*Exercise input*
-- START --

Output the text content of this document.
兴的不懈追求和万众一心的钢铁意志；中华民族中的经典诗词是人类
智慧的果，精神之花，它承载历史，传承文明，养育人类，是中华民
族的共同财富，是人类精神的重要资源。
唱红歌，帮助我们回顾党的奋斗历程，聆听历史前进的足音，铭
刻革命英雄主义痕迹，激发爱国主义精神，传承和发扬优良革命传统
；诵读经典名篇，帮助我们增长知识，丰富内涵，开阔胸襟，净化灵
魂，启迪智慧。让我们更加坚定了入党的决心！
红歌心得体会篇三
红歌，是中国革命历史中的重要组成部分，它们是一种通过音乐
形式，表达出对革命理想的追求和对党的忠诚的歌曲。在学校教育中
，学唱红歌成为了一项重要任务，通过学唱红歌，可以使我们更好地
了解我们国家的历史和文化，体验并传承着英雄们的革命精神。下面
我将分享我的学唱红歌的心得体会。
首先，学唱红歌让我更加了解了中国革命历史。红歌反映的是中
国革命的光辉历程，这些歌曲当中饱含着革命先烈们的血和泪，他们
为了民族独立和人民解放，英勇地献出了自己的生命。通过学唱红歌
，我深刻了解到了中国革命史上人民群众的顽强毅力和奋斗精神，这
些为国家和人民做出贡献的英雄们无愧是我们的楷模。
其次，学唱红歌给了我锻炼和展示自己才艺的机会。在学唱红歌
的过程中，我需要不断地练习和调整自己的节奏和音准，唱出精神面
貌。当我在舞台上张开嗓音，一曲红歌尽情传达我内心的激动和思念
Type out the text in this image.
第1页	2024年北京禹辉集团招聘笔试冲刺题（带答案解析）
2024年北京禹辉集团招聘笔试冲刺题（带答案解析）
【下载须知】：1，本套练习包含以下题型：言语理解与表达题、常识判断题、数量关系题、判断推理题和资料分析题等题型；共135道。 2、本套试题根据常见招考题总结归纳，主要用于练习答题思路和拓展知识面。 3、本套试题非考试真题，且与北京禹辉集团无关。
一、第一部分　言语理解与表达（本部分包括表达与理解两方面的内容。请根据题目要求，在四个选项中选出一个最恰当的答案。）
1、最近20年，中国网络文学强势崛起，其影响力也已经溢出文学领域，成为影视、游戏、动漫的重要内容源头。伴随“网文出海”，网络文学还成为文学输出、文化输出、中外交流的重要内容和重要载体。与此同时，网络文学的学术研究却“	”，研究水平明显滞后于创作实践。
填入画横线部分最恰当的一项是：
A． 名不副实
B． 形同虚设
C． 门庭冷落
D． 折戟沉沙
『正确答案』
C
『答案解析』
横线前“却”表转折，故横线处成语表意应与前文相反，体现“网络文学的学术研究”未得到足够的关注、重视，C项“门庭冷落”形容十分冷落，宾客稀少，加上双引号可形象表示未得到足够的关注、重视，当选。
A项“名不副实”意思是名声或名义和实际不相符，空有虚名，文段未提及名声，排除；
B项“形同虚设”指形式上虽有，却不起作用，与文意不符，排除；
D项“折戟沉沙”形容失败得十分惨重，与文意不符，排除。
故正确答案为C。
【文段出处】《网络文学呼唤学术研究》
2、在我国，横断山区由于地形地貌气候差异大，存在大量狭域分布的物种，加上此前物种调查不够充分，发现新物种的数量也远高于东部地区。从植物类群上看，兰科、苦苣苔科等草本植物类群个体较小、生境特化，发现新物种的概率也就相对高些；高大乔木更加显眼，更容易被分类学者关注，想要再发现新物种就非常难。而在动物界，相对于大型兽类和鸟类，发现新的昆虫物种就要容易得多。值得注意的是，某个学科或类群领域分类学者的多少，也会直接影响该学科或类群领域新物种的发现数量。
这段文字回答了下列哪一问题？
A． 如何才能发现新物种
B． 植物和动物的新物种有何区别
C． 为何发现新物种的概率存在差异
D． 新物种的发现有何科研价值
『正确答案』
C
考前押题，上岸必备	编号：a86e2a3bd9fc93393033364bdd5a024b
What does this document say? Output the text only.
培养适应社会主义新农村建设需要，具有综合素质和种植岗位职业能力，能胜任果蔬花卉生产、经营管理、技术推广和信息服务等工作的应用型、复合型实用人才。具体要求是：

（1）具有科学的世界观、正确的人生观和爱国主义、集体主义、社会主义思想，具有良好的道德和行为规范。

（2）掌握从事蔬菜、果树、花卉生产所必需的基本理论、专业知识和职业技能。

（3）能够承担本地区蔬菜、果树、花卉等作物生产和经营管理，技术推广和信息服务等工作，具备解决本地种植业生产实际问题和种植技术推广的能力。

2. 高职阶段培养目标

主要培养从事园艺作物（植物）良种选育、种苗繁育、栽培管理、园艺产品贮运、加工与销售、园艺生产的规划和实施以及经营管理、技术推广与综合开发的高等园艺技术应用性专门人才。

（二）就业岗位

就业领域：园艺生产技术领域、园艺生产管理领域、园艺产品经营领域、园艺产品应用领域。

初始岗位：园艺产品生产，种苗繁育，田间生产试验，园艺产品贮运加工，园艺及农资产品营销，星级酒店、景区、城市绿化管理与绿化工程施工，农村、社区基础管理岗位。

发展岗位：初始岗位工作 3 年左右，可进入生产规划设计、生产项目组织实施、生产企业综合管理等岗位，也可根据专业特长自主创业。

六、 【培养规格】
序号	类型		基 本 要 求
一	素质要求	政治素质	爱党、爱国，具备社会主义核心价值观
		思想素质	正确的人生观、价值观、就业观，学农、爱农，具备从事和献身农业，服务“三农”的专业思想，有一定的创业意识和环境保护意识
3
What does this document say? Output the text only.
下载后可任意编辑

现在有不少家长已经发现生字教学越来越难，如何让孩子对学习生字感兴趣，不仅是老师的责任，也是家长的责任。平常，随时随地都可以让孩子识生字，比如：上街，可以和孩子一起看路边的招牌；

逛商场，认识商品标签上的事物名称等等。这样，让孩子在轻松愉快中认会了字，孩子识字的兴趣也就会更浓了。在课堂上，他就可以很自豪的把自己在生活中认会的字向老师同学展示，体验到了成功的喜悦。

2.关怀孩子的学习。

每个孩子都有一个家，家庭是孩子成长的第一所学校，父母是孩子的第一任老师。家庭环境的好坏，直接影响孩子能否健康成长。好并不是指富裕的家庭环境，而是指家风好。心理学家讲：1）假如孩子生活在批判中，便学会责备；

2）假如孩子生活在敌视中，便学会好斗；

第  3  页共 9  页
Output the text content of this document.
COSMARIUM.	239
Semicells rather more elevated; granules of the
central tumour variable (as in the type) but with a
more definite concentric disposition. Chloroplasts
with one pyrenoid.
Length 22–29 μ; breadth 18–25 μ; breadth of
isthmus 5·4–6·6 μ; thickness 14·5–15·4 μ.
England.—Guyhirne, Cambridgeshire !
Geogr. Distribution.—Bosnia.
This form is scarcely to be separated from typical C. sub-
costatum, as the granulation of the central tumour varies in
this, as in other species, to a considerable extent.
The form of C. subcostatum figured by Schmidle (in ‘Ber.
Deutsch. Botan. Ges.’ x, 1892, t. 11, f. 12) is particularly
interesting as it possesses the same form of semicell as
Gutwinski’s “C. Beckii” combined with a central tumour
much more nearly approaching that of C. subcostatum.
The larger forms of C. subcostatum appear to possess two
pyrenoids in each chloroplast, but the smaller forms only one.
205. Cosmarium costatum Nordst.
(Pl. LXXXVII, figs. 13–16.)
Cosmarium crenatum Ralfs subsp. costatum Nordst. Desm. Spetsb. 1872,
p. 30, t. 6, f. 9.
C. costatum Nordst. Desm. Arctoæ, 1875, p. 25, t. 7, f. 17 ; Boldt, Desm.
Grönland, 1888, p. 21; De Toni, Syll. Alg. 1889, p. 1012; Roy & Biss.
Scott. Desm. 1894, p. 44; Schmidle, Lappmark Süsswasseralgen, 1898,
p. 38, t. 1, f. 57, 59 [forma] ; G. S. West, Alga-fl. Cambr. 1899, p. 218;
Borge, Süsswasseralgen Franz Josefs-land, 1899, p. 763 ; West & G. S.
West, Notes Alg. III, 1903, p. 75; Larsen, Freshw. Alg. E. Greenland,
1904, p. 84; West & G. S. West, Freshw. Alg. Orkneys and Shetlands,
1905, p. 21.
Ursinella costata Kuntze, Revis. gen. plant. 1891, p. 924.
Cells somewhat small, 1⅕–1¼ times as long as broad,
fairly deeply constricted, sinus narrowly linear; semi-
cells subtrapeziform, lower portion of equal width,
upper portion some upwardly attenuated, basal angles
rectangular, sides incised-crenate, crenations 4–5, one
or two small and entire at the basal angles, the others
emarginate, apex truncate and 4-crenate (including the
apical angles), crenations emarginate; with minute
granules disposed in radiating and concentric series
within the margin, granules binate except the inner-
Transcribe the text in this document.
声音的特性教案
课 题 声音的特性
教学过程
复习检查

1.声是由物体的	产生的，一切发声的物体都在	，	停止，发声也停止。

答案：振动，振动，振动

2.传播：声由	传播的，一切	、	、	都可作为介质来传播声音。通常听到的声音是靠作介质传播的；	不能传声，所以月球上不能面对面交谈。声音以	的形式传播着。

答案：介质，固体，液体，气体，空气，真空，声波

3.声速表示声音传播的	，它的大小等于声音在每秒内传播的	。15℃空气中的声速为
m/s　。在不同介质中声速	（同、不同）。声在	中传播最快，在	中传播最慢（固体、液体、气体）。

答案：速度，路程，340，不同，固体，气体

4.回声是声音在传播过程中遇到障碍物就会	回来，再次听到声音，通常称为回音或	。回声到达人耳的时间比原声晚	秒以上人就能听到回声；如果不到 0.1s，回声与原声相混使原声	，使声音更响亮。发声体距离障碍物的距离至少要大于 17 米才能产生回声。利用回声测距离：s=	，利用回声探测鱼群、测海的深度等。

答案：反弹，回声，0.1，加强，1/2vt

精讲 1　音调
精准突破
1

-- END --

Give exactly the lines from the one with "Transcribe the text in this document." to the end of the entries, nothing before them.

Transcribe the text in this document.
声音的特性教案
课 题 声音的特性
教学过程
复习检查

1.声是由物体的	产生的，一切发声的物体都在	，	停止，发声也停止。

答案：振动，振动，振动

2.传播：声由	传播的，一切	、	、	都可作为介质来传播声音。通常听到的声音是靠作介质传播的；	不能传声，所以月球上不能面对面交谈。声音以	的形式传播着。

答案：介质，固体，液体，气体，空气，真空，声波

3.声速表示声音传播的	，它的大小等于声音在每秒内传播的	。15℃空气中的声速为
m/s　。在不同介质中声速	（同、不同）。声在	中传播最快，在	中传播最慢（固体、液体、气体）。

答案：速度，路程，340，不同，固体，气体

4.回声是声音在传播过程中遇到障碍物就会	回来，再次听到声音，通常称为回音或	。回声到达人耳的时间比原声晚	秒以上人就能听到回声；如果不到 0.1s，回声与原声相混使原声	，使声音更响亮。发声体距离障碍物的距离至少要大于 17 米才能产生回声。利用回声测距离：s=	，利用回声探测鱼群、测海的深度等。

答案：反弹，回声，0.1，加强，1/2vt

精讲 1　音调
精准突破
1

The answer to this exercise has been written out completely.